* Directive:
Your job is to restate each entry word for word.

* Material provided:

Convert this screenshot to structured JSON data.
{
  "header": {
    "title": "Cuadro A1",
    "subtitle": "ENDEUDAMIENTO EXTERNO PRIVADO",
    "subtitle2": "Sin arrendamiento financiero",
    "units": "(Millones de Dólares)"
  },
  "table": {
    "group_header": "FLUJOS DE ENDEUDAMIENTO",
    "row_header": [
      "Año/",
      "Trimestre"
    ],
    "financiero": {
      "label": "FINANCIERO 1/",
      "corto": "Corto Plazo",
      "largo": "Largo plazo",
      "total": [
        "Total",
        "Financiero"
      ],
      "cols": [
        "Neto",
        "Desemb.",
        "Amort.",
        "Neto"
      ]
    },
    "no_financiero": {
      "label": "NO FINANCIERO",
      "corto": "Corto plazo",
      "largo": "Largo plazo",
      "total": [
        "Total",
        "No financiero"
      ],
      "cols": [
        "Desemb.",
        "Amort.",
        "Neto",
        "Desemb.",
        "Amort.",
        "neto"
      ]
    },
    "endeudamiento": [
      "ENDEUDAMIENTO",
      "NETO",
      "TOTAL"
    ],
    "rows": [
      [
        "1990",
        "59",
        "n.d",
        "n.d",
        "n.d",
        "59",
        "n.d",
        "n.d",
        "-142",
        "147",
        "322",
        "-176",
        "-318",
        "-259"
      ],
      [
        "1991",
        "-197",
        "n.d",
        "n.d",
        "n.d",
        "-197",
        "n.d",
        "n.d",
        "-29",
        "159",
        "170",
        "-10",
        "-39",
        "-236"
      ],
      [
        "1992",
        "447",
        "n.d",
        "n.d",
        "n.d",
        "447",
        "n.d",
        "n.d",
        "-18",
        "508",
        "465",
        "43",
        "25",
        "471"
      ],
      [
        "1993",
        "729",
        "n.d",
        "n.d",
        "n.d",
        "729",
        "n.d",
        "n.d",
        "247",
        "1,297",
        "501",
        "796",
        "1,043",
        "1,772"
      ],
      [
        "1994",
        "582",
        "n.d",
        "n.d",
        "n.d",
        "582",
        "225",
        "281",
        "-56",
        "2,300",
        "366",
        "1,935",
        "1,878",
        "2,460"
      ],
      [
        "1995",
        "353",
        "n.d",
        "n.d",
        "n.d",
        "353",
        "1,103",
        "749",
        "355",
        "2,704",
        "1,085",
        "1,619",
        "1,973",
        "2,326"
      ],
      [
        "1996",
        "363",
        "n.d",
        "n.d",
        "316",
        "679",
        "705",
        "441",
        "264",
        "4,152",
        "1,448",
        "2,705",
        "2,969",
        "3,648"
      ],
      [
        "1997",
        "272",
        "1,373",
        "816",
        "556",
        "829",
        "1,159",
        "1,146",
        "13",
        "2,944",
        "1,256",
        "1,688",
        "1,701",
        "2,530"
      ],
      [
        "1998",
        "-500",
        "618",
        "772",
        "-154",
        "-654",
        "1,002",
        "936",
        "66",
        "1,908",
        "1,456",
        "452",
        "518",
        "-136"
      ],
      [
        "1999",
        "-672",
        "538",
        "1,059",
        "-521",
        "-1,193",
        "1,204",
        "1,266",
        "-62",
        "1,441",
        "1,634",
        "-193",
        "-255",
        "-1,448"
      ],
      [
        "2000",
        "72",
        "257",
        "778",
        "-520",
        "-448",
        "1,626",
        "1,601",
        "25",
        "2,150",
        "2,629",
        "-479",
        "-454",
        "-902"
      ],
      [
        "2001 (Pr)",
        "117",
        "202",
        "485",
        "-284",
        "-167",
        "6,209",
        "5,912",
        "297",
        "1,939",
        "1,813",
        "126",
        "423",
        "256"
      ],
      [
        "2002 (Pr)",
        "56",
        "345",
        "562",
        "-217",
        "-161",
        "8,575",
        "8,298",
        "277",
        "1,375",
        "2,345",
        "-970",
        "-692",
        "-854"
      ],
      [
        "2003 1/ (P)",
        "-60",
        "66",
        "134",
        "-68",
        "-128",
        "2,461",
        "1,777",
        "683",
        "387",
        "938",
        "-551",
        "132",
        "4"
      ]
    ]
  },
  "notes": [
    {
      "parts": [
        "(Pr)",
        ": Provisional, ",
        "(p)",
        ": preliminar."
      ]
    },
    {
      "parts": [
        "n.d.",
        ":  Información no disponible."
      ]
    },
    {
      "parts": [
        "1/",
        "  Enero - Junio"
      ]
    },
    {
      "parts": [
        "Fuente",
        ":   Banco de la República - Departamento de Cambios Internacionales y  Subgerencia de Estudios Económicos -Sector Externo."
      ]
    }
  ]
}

* Final answer:
Convert this screenshot to structured JSON data.
{
  "header": {
    "title": "Cuadro A1",
    "subtitle": "ENDEUDAMIENTO EXTERNO PRIVADO",
    "subtitle2": "Sin arrendamiento financiero",
    "units": "(Millones de Dólares)"
  },
  "table": {
    "group_header": "FLUJOS DE ENDEUDAMIENTO",
    "row_header": [
      "Año/",
      "Trimestre"
    ],
    "financiero": {
      "label": "FINANCIERO 1/",
      "corto": "Corto Plazo",
      "largo": "Largo plazo",
      "total": [
        "Total",
        "Financiero"
      ],
      "cols": [
        "Neto",
        "Desemb.",
        "Amort.",
        "Neto"
      ]
    },
    "no_financiero": {
      "label": "NO FINANCIERO",
      "corto": "Corto plazo",
      "largo": "Largo plazo",
      "total": [
        "Total",
        "No financiero"
      ],
      "cols": [
        "Desemb.",
        "Amort.",
        "Neto",
        "Desemb.",
        "Amort.",
        "neto"
      ]
    },
    "endeudamiento": [
      "ENDEUDAMIENTO",
      "NETO",
      "TOTAL"
    ],
    "rows": [
      [
        "1990",
        "59",
        "n.d",
        "n.d",
        "n.d",
        "59",
        "n.d",
        "n.d",
        "-142",
        "147",
        "322",
        "-176",
        "-318",
        "-259"
      ],
      [
        "1991",
        "-197",
        "n.d",
        "n.d",
        "n.d",
        "-197",
        "n.d",
        "n.d",
        "-29",
        "159",
        "170",
        "-10",
        "-39",
        "-236"
      ],
      [
        "1992",
        "447",
        "n.d",
        "n.d",
        "n.d",
        "447",
        "n.d",
        "n.d",
        "-18",
        "508",
        "465",
        "43",
        "25",
        "471"
      ],
      [
        "1993",
        "729",
        "n.d",
        "n.d",
        "n.d",
        "729",
        "n.d",
        "n.d",
        "247",
        "1,297",
        "501",
        "796",
        "1,043",
        "1,772"
      ],
      [
        "1994",
        "582",
        "n.d",
        "n.d",
        "n.d",
        "582",
        "225",
        "281",
        "-56",
        "2,300",
        "366",
        "1,935",
        "1,878",
        "2,460"
      ],
      [
        "1995",
        "353",
        "n.d",
        "n.d",
        "n.d",
        "353",
        "1,103",
        "749",
        "355",
        "2,704",
        "1,085",
        "1,619",
        "1,973",
        "2,326"
      ],
      [
        "1996",
        "363",
        "n.d",
        "n.d",
        "316",
        "679",
        "705",
        "441",
        "264",
        "4,152",
        "1,448",
        "2,705",
        "2,969",
        "3,648"
      ],
      [
        "1997",
        "272",
        "1,373",
        "816",
        "556",
        "829",
        "1,159",
        "1,146",
        "13",
        "2,944",
        "1,256",
        "1,688",
        "1,701",
        "2,530"
      ],
      [
        "1998",
        "-500",
        "618",
        "772",
        "-154",
        "-654",
        "1,002",
        "936",
        "66",
        "1,908",
        "1,456",
        "452",
        "518",
        "-136"
      ],
      [
        "1999",
        "-672",
        "538",
        "1,059",
        "-521",
        "-1,193",
        "1,204",
        "1,266",
        "-62",
        "1,441",
        "1,634",
        "-193",
        "-255",
        "-1,448"
      ],
      [
        "2000",
        "72",
        "257",
        "778",
        "-520",
        "-448",
        "1,626",
        "1,601",
        "25",
        "2,150",
        "2,629",
        "-479",
        "-454",
        "-902"
      ],
      [
        "2001 (Pr)",
        "117",
        "202",
        "485",
        "-284",
        "-167",
        "6,209",
        "5,912",
        "297",
        "1,939",
        "1,813",
        "126",
        "423",
        "256"
      ],
      [
        "2002 (Pr)",
        "56",
        "345",
        "562",
        "-217",
        "-161",
        "8,575",
        "8,298",
        "277",
        "1,375",
        "2,345",
        "-970",
        "-692",
        "-854"
      ],
      [
        "2003 1/ (P)",
        "-60",
        "66",
        "134",
        "-68",
        "-128",
        "2,461",
        "1,777",
        "683",
        "387",
        "938",
        "-551",
        "132",
        "4"
      ]
    ]
  },
  "notes": [
    {
      "parts": [
        "(Pr)",
        ": Provisional, ",
        "(p)",
        ": preliminar."
      ]
    },
    {
      "parts": [
        "n.d.",
        ":  Información no disponible."
      ]
    },
    {
      "parts": [
        "1/",
        "  Enero - Junio"
      ]
    },
    {
      "parts": [
        "Fuente",
        ":   Banco de la República - Departamento de Cambios Internacionales y  Subgerencia de Estudios Económicos -Sector Externo."
      ]
    }
  ]
}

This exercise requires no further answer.